Aim of the task | Determine how many lines of the data below contain "around", then give only that number.

Dataset rows |
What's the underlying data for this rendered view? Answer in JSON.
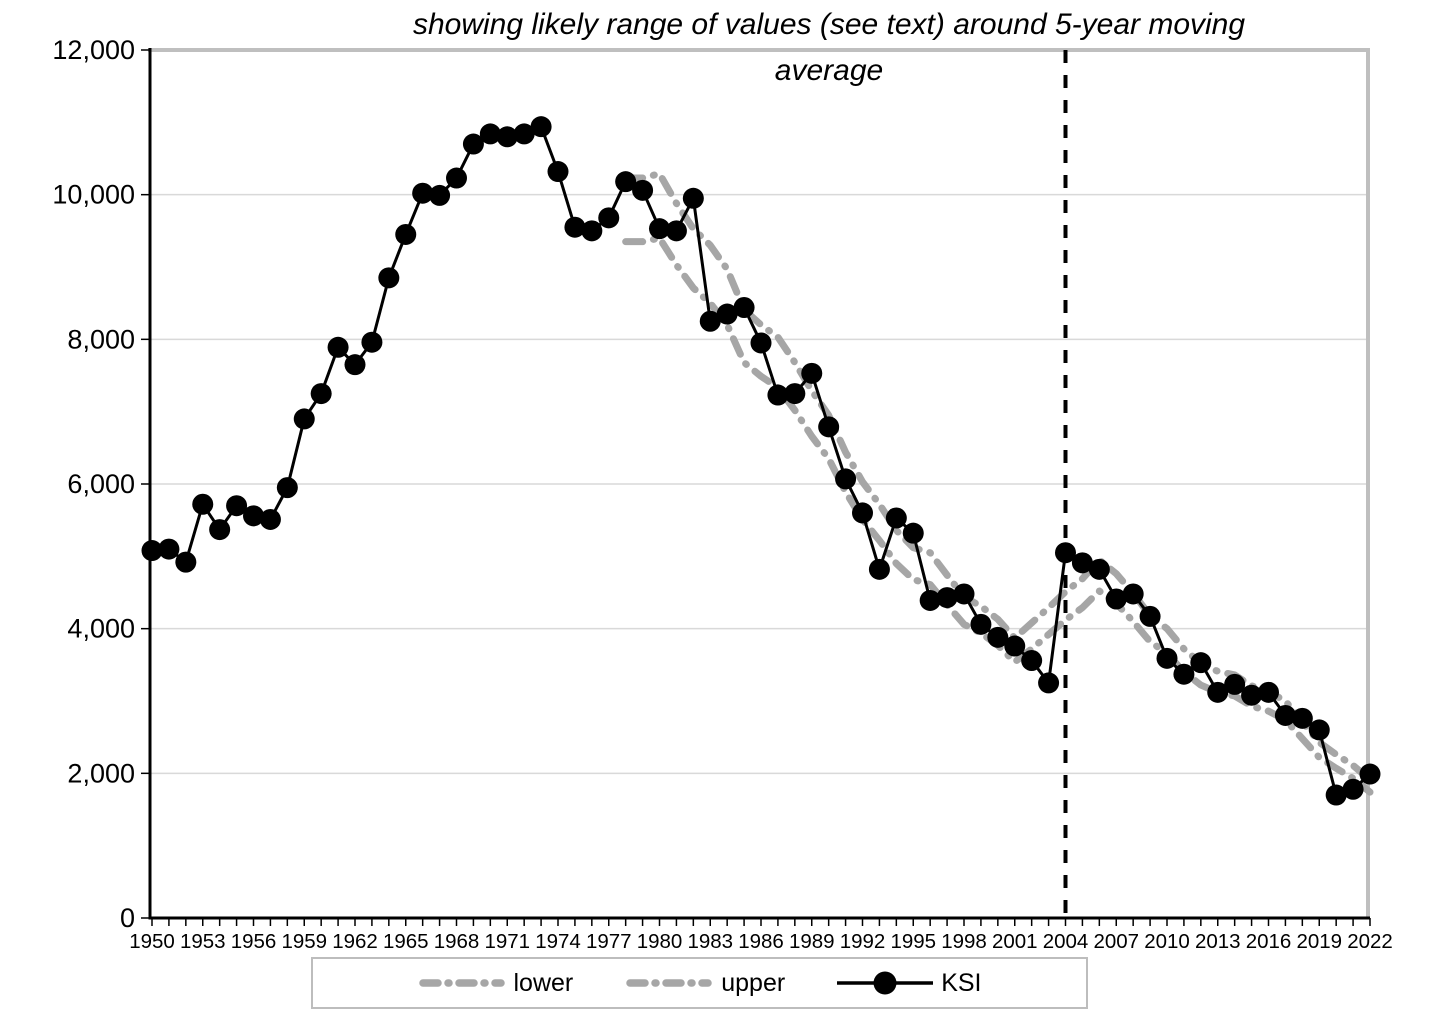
{
  "title": {
    "line1": "showing likely range of values (see text) around 5-year moving",
    "line2": "average"
  },
  "colors": {
    "axis": "#000000",
    "gridline": "#d9d9d9",
    "plot_border": "#bfbfbf",
    "band_gray": "#a6a6a6",
    "ksi_black": "#000000",
    "background": "#ffffff"
  },
  "legend": {
    "items": [
      {
        "label": "lower",
        "swatch": {
          "type": "dash",
          "color": "#a6a6a6"
        }
      },
      {
        "label": "upper",
        "swatch": {
          "type": "dash",
          "color": "#a6a6a6"
        }
      },
      {
        "label": "KSI",
        "swatch": {
          "type": "line-marker",
          "color": "#000000"
        }
      }
    ]
  },
  "chart_data": {
    "type": "line",
    "title": "showing likely range of values (see text) around 5-year moving average",
    "xlabel": "",
    "ylabel": "",
    "ylim": [
      0,
      12000
    ],
    "grid": true,
    "legend_position": "bottom",
    "y_ticks": [
      0,
      2000,
      4000,
      6000,
      8000,
      10000,
      12000
    ],
    "y_tick_labels": [
      "0",
      "2,000",
      "4,000",
      "6,000",
      "8,000",
      "10,000",
      "12,000"
    ],
    "x_tick_labels": [
      1950,
      1953,
      1956,
      1959,
      1962,
      1965,
      1968,
      1971,
      1974,
      1977,
      1980,
      1983,
      1986,
      1989,
      1992,
      1995,
      1998,
      2001,
      2004,
      2007,
      2010,
      2013,
      2016,
      2019,
      2022
    ],
    "x_minor_ticks_every_year": true,
    "x_range": [
      1950,
      2022
    ],
    "annotations": [
      {
        "type": "vline",
        "x": 2004,
        "color": "#000000",
        "dash": "13 12",
        "width": 4
      }
    ],
    "series": [
      {
        "name": "lower",
        "color": "#a6a6a6",
        "line_width": 7,
        "dash": "17 11 1 11",
        "marker": null,
        "x_start": 1978,
        "x": [
          1978,
          1979,
          1980,
          1981,
          1982,
          1983,
          1984,
          1985,
          1986,
          1987,
          1988,
          1989,
          1990,
          1991,
          1992,
          1993,
          1994,
          1995,
          1996,
          1997,
          1998,
          1999,
          2000,
          2001,
          2002,
          2003,
          2004,
          2005,
          2006,
          2007,
          2008,
          2009,
          2010,
          2011,
          2012,
          2013,
          2014,
          2015,
          2016,
          2017,
          2018,
          2019,
          2020,
          2021,
          2022
        ],
        "values": [
          9350,
          9350,
          9400,
          9030,
          8710,
          8500,
          8200,
          7680,
          7490,
          7330,
          7020,
          6660,
          6350,
          5890,
          5510,
          5220,
          4900,
          4680,
          4610,
          4330,
          4060,
          3940,
          3770,
          3540,
          3720,
          3920,
          4120,
          4290,
          4520,
          4350,
          4100,
          3820,
          3660,
          3400,
          3220,
          3120,
          3070,
          2930,
          2860,
          2740,
          2480,
          2220,
          2070,
          1930,
          1740
        ]
      },
      {
        "name": "upper",
        "color": "#a6a6a6",
        "line_width": 7,
        "dash": "17 11 1 11",
        "marker": null,
        "x_start": 1978,
        "x": [
          1978,
          1979,
          1980,
          1981,
          1982,
          1983,
          1984,
          1985,
          1986,
          1987,
          1988,
          1989,
          1990,
          1991,
          1992,
          1993,
          1994,
          1995,
          1996,
          1997,
          1998,
          1999,
          2000,
          2001,
          2002,
          2003,
          2004,
          2005,
          2006,
          2007,
          2008,
          2009,
          2010,
          2011,
          2012,
          2013,
          2014,
          2015,
          2016,
          2017,
          2018,
          2019,
          2020,
          2021,
          2022
        ],
        "values": [
          10230,
          10230,
          10290,
          9880,
          9530,
          9300,
          8970,
          8410,
          8200,
          8030,
          7680,
          7290,
          6950,
          6440,
          6030,
          5720,
          5360,
          5120,
          5050,
          4740,
          4440,
          4310,
          4130,
          3870,
          4080,
          4290,
          4510,
          4690,
          4950,
          4760,
          4490,
          4180,
          4000,
          3720,
          3520,
          3410,
          3360,
          3210,
          3130,
          3000,
          2710,
          2430,
          2260,
          2110,
          1910
        ]
      },
      {
        "name": "KSI",
        "color": "#000000",
        "line_width": 3,
        "dash": null,
        "marker": "circle",
        "marker_radius": 10.5,
        "x": [
          1950,
          1951,
          1952,
          1953,
          1954,
          1955,
          1956,
          1957,
          1958,
          1959,
          1960,
          1961,
          1962,
          1963,
          1964,
          1965,
          1966,
          1967,
          1968,
          1969,
          1970,
          1971,
          1972,
          1973,
          1974,
          1975,
          1976,
          1977,
          1978,
          1979,
          1980,
          1981,
          1982,
          1983,
          1984,
          1985,
          1986,
          1987,
          1988,
          1989,
          1990,
          1991,
          1992,
          1993,
          1994,
          1995,
          1996,
          1997,
          1998,
          1999,
          2000,
          2001,
          2002,
          2003,
          2004,
          2005,
          2006,
          2007,
          2008,
          2009,
          2010,
          2011,
          2012,
          2013,
          2014,
          2015,
          2016,
          2017,
          2018,
          2019,
          2020,
          2021,
          2022
        ],
        "values": [
          5080,
          5100,
          4920,
          5720,
          5370,
          5700,
          5560,
          5510,
          5950,
          6900,
          7250,
          7890,
          7650,
          7960,
          8850,
          9450,
          10020,
          9990,
          10230,
          10700,
          10840,
          10800,
          10840,
          10940,
          10320,
          9550,
          9500,
          9680,
          10180,
          10060,
          9530,
          9500,
          9950,
          8250,
          8350,
          8440,
          7950,
          7230,
          7250,
          7530,
          6790,
          6070,
          5600,
          4820,
          5530,
          5320,
          4390,
          4430,
          4480,
          4060,
          3880,
          3760,
          3560,
          3250,
          5050,
          4910,
          4820,
          4410,
          4480,
          4170,
          3590,
          3370,
          3530,
          3120,
          3230,
          3080,
          3120,
          2800,
          2760,
          2600,
          1700,
          1780,
          1990
        ]
      }
    ]
  }
}
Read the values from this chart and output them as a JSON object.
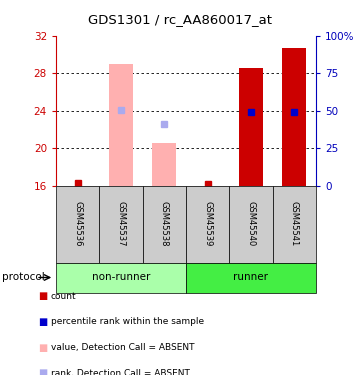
{
  "title": "GDS1301 / rc_AA860017_at",
  "samples": [
    "GSM45536",
    "GSM45537",
    "GSM45538",
    "GSM45539",
    "GSM45540",
    "GSM45541"
  ],
  "ylim_left": [
    16,
    32
  ],
  "ylim_right": [
    0,
    100
  ],
  "yticks_left": [
    16,
    20,
    24,
    28,
    32
  ],
  "yticks_right": [
    0,
    25,
    50,
    75,
    100
  ],
  "ytick_right_labels": [
    "0",
    "25",
    "50",
    "75",
    "100%"
  ],
  "bar_bottom": 16,
  "absent_value_bars": {
    "samples": [
      1,
      2
    ],
    "tops": [
      29.0,
      20.5
    ],
    "color": "#FFB0B0"
  },
  "present_value_bars": {
    "samples": [
      4,
      5
    ],
    "tops": [
      28.5,
      30.7
    ],
    "color": "#CC0000"
  },
  "red_squares": {
    "samples": [
      0,
      3
    ],
    "y_values": [
      16.3,
      16.2
    ],
    "color": "#CC0000",
    "size": 4
  },
  "blue_squares_present": {
    "samples": [
      4,
      5
    ],
    "y_values": [
      23.9,
      23.9
    ],
    "color": "#0000CC",
    "size": 5
  },
  "blue_squares_absent": {
    "samples": [
      1,
      2
    ],
    "y_values": [
      24.1,
      22.6
    ],
    "color": "#AAAAEE",
    "size": 5
  },
  "nonrunner_group": {
    "sample_indices": [
      0,
      1,
      2
    ],
    "label": "non-runner",
    "color": "#AAFFAA"
  },
  "runner_group": {
    "sample_indices": [
      3,
      4,
      5
    ],
    "label": "runner",
    "color": "#44EE44"
  },
  "axis_color_left": "#CC0000",
  "axis_color_right": "#0000BB",
  "sample_box_color": "#CCCCCC",
  "grid_color": "#000000",
  "bar_width": 0.55,
  "legend_items": [
    {
      "color": "#CC0000",
      "label": "count"
    },
    {
      "color": "#0000CC",
      "label": "percentile rank within the sample"
    },
    {
      "color": "#FFB0B0",
      "label": "value, Detection Call = ABSENT"
    },
    {
      "color": "#AAAAEE",
      "label": "rank, Detection Call = ABSENT"
    }
  ]
}
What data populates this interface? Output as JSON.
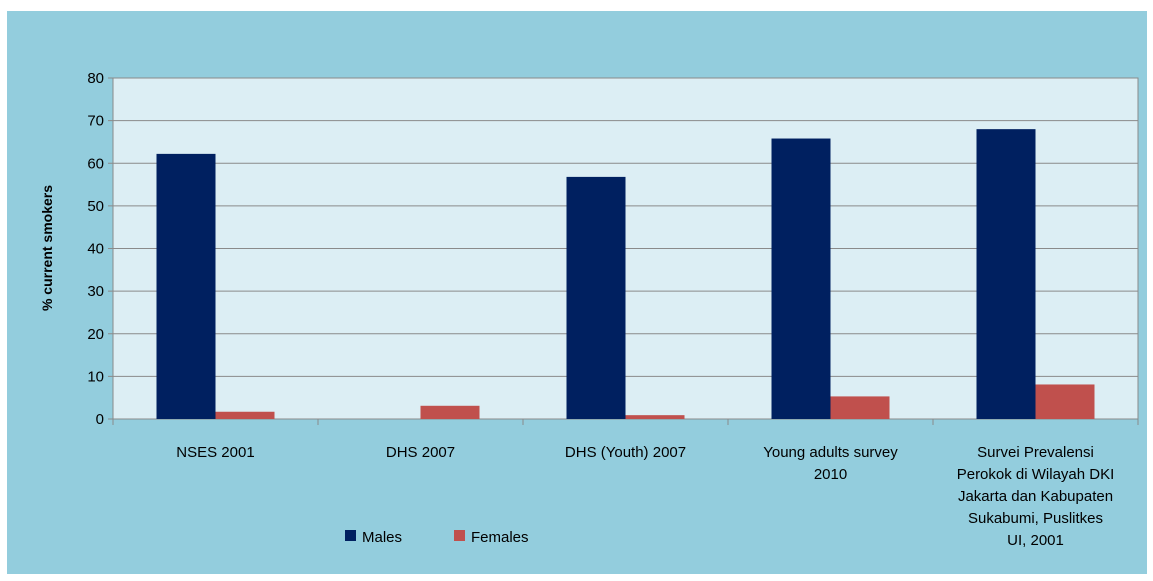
{
  "chart_data": {
    "type": "bar",
    "title": "",
    "xlabel": "",
    "ylabel": "% current smokers",
    "ylim": [
      0,
      80
    ],
    "yticks": [
      0,
      10,
      20,
      30,
      40,
      50,
      60,
      70,
      80
    ],
    "grid": true,
    "legend_position": "bottom-left",
    "categories": [
      [
        "NSES 2001"
      ],
      [
        "DHS 2007"
      ],
      [
        "DHS (Youth) 2007"
      ],
      [
        "Young adults survey",
        "2010"
      ],
      [
        "Survei Prevalensi",
        "Perokok di Wilayah DKI",
        "Jakarta dan Kabupaten",
        "Sukabumi, Puslitkes",
        "UI, 2001"
      ]
    ],
    "series": [
      {
        "name": "Males",
        "color": "#002060",
        "values": [
          62.2,
          null,
          56.8,
          65.8,
          68.0
        ]
      },
      {
        "name": "Females",
        "color": "#C0504D",
        "values": [
          1.7,
          3.1,
          0.9,
          5.3,
          8.1
        ]
      }
    ]
  }
}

Answer to this task | 2